_SET PROBLEM_
Every line below that mentions the word "style" should be copied out.

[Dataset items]
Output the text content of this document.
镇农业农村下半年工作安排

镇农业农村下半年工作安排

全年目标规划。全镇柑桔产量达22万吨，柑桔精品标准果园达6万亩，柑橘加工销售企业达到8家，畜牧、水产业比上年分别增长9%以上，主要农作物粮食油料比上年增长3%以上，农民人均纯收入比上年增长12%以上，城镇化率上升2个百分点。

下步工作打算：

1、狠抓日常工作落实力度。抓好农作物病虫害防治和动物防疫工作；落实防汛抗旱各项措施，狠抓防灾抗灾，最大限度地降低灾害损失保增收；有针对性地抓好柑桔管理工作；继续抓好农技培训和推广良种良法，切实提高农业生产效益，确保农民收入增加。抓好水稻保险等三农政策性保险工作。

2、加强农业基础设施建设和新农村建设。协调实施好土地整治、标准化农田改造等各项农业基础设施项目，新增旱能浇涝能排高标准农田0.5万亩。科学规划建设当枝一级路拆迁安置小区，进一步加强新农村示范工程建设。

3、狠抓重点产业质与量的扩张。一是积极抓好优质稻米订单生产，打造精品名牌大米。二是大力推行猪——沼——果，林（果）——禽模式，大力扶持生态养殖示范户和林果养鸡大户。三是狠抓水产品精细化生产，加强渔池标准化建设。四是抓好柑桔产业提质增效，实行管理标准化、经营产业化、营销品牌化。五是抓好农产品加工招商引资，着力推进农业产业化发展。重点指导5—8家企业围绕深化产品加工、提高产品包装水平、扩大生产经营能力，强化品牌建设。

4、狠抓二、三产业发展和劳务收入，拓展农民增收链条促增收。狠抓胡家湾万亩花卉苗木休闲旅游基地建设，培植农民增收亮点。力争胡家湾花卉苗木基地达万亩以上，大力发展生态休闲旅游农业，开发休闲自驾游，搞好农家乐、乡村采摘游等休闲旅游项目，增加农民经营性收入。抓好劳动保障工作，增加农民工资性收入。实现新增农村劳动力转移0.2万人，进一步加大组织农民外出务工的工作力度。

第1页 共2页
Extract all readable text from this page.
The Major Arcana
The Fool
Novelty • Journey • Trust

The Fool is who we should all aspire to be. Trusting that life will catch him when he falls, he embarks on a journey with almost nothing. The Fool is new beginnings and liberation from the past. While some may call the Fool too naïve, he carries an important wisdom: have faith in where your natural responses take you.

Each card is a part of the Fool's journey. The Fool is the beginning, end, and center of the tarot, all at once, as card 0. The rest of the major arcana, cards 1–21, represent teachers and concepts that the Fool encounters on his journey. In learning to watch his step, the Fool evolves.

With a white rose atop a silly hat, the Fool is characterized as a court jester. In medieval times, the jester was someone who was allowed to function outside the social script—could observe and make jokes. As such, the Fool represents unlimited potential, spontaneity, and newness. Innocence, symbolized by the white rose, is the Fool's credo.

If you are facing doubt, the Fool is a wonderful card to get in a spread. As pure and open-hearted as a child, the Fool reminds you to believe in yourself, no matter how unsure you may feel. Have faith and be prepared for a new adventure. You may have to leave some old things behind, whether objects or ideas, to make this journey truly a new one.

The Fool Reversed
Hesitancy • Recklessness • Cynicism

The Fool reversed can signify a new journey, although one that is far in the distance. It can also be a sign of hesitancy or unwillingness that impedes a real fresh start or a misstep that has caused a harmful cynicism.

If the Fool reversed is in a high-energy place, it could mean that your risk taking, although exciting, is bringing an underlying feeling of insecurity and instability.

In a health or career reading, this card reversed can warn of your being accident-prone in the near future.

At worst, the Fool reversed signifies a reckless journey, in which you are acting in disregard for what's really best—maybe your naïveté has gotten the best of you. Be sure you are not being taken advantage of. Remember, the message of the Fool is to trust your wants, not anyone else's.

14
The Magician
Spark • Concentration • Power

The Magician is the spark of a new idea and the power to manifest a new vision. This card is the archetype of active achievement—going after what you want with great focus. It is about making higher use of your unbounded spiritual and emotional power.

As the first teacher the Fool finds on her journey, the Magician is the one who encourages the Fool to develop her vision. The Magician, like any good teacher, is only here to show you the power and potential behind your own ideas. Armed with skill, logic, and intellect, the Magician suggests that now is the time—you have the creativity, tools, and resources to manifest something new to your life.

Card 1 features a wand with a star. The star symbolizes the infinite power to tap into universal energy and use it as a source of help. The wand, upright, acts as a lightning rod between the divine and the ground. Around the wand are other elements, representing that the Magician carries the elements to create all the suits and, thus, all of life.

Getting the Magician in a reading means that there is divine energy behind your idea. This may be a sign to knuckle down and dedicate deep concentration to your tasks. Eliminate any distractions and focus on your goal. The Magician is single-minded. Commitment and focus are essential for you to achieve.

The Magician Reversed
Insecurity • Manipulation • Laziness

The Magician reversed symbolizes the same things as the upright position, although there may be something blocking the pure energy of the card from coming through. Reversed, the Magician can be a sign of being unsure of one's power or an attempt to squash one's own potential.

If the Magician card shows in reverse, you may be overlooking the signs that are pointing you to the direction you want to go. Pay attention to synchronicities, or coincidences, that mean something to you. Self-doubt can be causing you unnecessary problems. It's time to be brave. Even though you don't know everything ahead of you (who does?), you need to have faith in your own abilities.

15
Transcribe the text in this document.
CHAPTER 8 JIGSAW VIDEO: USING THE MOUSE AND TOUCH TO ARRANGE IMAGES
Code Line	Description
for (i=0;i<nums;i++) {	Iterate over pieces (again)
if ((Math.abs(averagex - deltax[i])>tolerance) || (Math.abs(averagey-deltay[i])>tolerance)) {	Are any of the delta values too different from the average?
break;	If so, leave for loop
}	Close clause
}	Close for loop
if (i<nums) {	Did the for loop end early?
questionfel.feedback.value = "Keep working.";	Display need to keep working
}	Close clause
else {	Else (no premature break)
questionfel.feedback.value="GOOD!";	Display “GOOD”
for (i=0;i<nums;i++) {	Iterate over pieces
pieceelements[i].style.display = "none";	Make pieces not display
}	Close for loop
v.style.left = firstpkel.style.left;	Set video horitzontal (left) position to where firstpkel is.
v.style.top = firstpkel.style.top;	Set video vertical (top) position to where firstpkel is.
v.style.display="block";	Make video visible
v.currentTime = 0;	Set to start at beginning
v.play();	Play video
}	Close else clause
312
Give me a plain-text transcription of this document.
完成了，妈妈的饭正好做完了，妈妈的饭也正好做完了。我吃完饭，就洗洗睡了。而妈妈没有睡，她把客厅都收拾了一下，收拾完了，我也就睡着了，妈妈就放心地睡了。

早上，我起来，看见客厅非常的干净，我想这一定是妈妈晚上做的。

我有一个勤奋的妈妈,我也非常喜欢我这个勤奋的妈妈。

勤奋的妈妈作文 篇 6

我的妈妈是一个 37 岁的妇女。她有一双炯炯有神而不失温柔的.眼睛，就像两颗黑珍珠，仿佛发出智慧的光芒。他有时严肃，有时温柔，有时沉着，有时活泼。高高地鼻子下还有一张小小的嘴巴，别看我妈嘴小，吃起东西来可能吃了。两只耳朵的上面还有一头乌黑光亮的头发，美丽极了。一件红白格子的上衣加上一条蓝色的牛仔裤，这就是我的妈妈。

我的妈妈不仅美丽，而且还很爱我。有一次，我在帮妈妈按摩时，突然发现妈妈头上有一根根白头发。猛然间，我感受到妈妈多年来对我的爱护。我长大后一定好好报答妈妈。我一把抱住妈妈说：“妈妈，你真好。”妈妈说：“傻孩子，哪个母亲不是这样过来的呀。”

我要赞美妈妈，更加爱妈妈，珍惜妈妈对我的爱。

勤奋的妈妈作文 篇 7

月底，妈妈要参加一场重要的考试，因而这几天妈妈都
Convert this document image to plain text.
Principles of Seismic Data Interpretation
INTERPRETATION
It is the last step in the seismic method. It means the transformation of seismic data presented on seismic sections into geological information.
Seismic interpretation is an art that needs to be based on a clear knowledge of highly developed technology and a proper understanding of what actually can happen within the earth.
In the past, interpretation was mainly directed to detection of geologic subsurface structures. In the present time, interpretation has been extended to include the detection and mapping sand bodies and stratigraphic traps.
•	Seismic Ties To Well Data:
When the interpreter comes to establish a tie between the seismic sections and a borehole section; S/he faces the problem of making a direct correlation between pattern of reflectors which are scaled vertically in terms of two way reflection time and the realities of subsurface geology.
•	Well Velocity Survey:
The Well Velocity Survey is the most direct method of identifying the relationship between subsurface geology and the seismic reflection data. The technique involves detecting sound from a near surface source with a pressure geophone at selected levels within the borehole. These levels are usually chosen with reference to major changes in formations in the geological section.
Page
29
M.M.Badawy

_RESPONSE_
pieceelements[i].style.display = "none";	Make pieces not display
v.style.left = firstpkel.style.left;	Set video horitzontal (left) position to where firstpkel is.
v.style.top = firstpkel.style.top;	Set video vertical (top) position to where firstpkel is.
v.style.display="block";	Make video visible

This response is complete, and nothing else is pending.